--- Records for processing ---
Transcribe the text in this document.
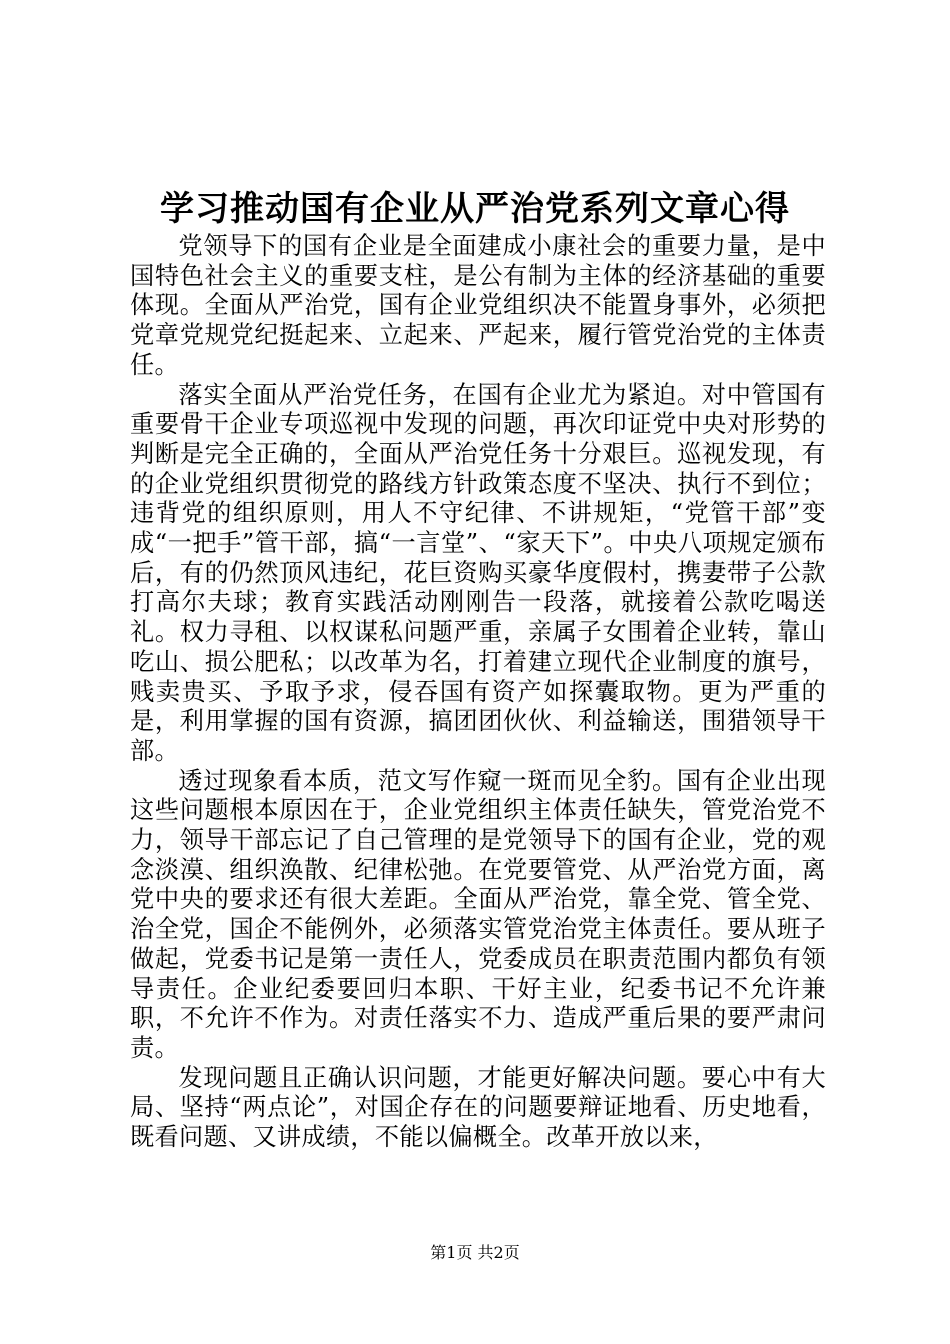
学习推动国有企业从严治党系列文章心得

党领导下的国有企业是全面建成小康社会的重要力量，是中国特色社会主义的重要支柱，是公有制为主体的经济基础的重要体现。全面从严治党，国有企业党组织决不能置身事外，必须把党章党规党纪挺起来、立起来、严起来，履行管党治党的主体责任。

落实全面从严治党任务，在国有企业尤为紧迫。对中管国有重要骨干企业专项巡视中发现的问题，再次印证党中央对形势的判断是完全正确的，全面从严治党任务十分艰巨。巡视发现，有的企业党组织贯彻党的路线方针政策态度不坚决、执行不到位；违背党的组织原则，用人不守纪律、不讲规矩，“党管干部”变成“一把手”管干部，搞“一言堂”、“家天下”。中央八项规定颁布后，有的仍然顶风违纪，花巨资购买豪华度假村，携妻带子公款打高尔夫球；教育实践活动刚刚告一段落，就接着公款吃喝送礼。权力寻租、以权谋私问题严重，亲属子女围着企业转，靠山吃山、损公肥私；以改革为名，打着建立现代企业制度的旗号，贱卖贵买、予取予求，侵吞国有资产如探囊取物。更为严重的是，利用掌握的国有资源，搞团团伙伙、利益输送，围猎领导干部。

透过现象看本质，范文写作窥一斑而见全豹。国有企业出现这些问题根本原因在于，企业党组织主体责任缺失，管党治党不力，领导干部忘记了自己管理的是党领导下的国有企业，党的观念淡漠、组织涣散、纪律松弛。在党要管党、从严治党方面，离党中央的要求还有很大差距。全面从严治党，靠全党、管全党、治全党，国企不能例外，必须落实管党治党主体责任。要从班子做起，党委书记是第一责任人，党委成员在职责范围内都负有领导责任。企业纪委要回归本职、干好主业，纪委书记不允许兼职，不允许不作为。对责任落实不力、造成严重后果的要严肃问责。

发现问题且正确认识问题，才能更好解决问题。要心中有大局、坚持“两点论”，对国企存在的问题要辩证地看、历史地看，既看问题、又讲成绩，不能以偏概全。改革开放以来，

第1页 共2页
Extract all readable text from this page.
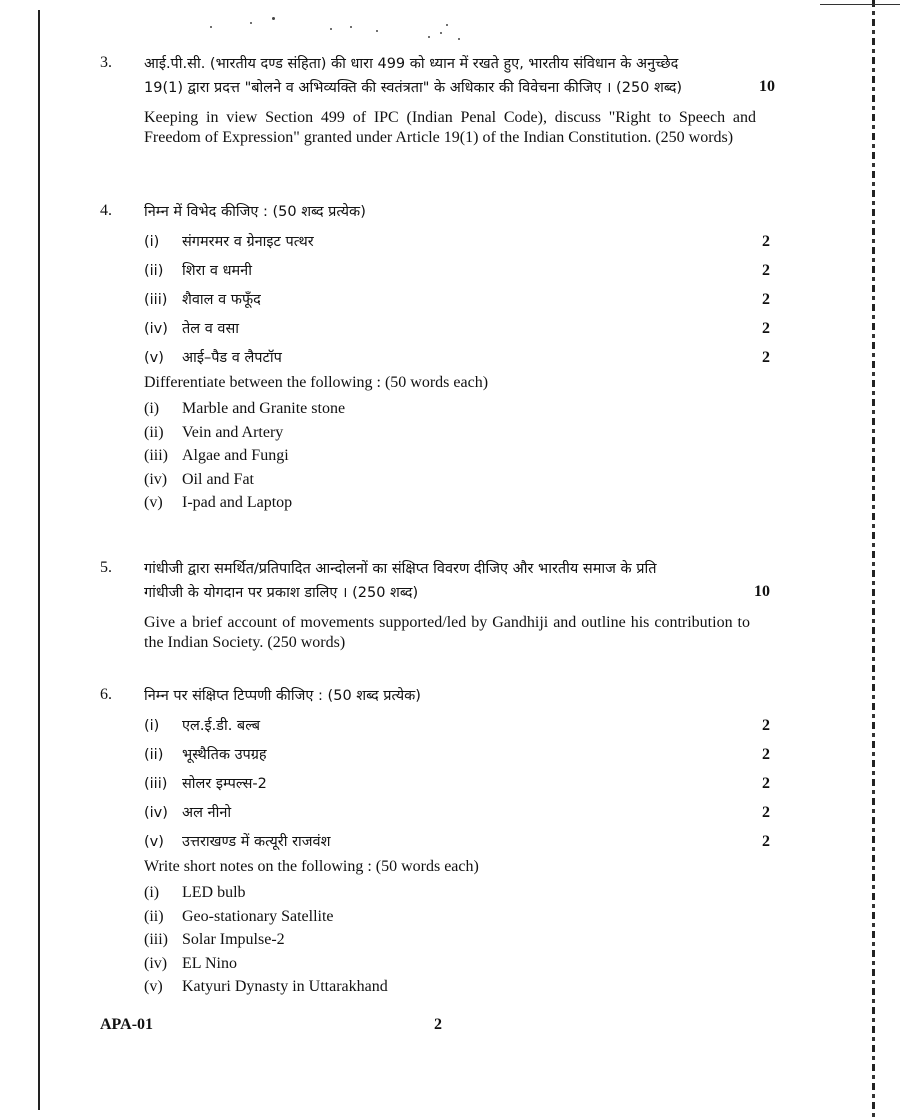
3.	आई.पी.सी. (भारतीय दण्ड संहिता) की धारा 499 को ध्यान में रखते हुए, भारतीय संविधान के अनुच्छेद
19(1) द्वारा प्रदत्त "बोलने व अभिव्यक्ति की स्वतंत्रता" के अधिकार की विवेचना कीजिए । (250 शब्द)
Keeping in view Section 499 of IPC (Indian Penal Code), discuss "Right to Speech and Freedom of Expression" granted under Article 19(1) of the Indian Constitution. (250 words)
10
4.	निम्न में विभेद कीजिए : (50 शब्द प्रत्येक)
(i)	संगमरमर व ग्रेनाइट पत्थर	2
(ii)	शिरा व धमनी	2
(iii)	शैवाल व फफूँद	2
(iv) तेल व वसा	2
(v)	आई–पैड व लैपटॉप	2
Differentiate between the following : (50 words each)
(i)	Marble and Granite stone
(ii)	Vein and Artery
(iii) Algae and Fungi
(iv) Oil and Fat
(v)	I-pad and Laptop
5.	गांधीजी द्वारा समर्थित/प्रतिपादित आन्दोलनों का संक्षिप्त विवरण दीजिए और भारतीय समाज के प्रति
गांधीजी के योगदान पर प्रकाश डालिए । (250 शब्द)
Give a brief account of movements supported/led by Gandhiji and outline his contribution to the Indian Society. (250 words)
10
6.	निम्न पर संक्षिप्त टिप्पणी कीजिए : (50 शब्द प्रत्येक)
(i)	एल.ई.डी. बल्ब	2
(ii)	भूस्थैतिक उपग्रह	2
(iii)	सोलर इम्पल्स-2	2
(iv) अल नीनो	2
(v)	उत्तराखण्ड में कत्यूरी राजवंश	2
Write short notes on the following : (50 words each)
(i)	LED bulb
(ii)	Geo-stationary Satellite
(iii) Solar Impulse-2
(iv) EL Nino
(v)	Katyuri Dynasty in Uttarakhand
APA-01	2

--- Task goal ---
How many lines in these entries hold the string "words"? Answer with the number alone.

--- Full solution ---
4